What you need to do — Pick out every line of the entries below where "this" occurs, and copy those lines.
— Begin —
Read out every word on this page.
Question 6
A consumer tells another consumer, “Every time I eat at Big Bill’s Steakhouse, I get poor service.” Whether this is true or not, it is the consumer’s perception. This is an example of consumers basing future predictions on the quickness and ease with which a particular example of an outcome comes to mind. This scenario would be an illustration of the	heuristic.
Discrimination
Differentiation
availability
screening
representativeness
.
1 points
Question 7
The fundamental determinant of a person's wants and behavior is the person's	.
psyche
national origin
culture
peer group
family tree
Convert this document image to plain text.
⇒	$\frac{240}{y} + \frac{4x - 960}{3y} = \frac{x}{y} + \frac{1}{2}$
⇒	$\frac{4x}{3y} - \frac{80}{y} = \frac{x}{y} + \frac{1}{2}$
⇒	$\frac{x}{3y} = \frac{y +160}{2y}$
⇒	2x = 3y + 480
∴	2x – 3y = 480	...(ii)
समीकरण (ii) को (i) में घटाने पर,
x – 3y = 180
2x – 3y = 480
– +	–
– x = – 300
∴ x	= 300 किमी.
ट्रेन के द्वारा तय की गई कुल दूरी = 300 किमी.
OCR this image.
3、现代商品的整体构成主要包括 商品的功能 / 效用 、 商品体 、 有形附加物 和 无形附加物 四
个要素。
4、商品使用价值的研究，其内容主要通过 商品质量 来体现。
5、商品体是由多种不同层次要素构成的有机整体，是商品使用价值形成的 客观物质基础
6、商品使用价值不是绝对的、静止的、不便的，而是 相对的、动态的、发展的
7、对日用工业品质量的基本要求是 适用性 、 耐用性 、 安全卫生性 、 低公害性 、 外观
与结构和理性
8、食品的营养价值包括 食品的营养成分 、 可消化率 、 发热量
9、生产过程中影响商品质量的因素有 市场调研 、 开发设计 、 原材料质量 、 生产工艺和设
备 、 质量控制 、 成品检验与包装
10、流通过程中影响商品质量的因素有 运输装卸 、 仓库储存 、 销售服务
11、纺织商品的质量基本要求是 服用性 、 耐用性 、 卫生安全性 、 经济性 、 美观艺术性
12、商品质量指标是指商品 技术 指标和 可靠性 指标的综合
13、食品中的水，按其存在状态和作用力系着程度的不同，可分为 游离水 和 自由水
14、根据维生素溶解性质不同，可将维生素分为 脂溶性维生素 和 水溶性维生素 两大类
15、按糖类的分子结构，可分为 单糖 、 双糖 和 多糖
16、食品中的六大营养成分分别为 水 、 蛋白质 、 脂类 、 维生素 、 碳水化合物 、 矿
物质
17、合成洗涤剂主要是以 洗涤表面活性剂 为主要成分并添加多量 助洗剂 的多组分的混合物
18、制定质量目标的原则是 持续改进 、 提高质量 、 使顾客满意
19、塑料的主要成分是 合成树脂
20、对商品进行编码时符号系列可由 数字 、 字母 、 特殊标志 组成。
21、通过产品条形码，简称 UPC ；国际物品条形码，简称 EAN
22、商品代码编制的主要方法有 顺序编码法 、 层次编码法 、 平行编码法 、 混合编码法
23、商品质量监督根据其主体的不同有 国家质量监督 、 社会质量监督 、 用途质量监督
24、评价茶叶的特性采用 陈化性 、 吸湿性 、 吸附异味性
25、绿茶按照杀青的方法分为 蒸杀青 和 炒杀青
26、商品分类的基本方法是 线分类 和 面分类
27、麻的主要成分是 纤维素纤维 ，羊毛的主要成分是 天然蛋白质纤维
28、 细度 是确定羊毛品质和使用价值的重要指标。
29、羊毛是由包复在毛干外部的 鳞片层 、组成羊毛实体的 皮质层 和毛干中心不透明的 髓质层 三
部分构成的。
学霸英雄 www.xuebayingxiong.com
— End —
Correct result —
Read out every word on this page.
A consumer tells another consumer, “Every time I eat at Big Bill’s Steakhouse, I get poor service.” Whether this is true or not, it is the consumer’s perception. This is an example of consumers basing future predictions on the quickness and ease with which a particular example of an outcome comes to mind. This scenario would be an illustration of the	heuristic.
Convert this document image to plain text.
OCR this image.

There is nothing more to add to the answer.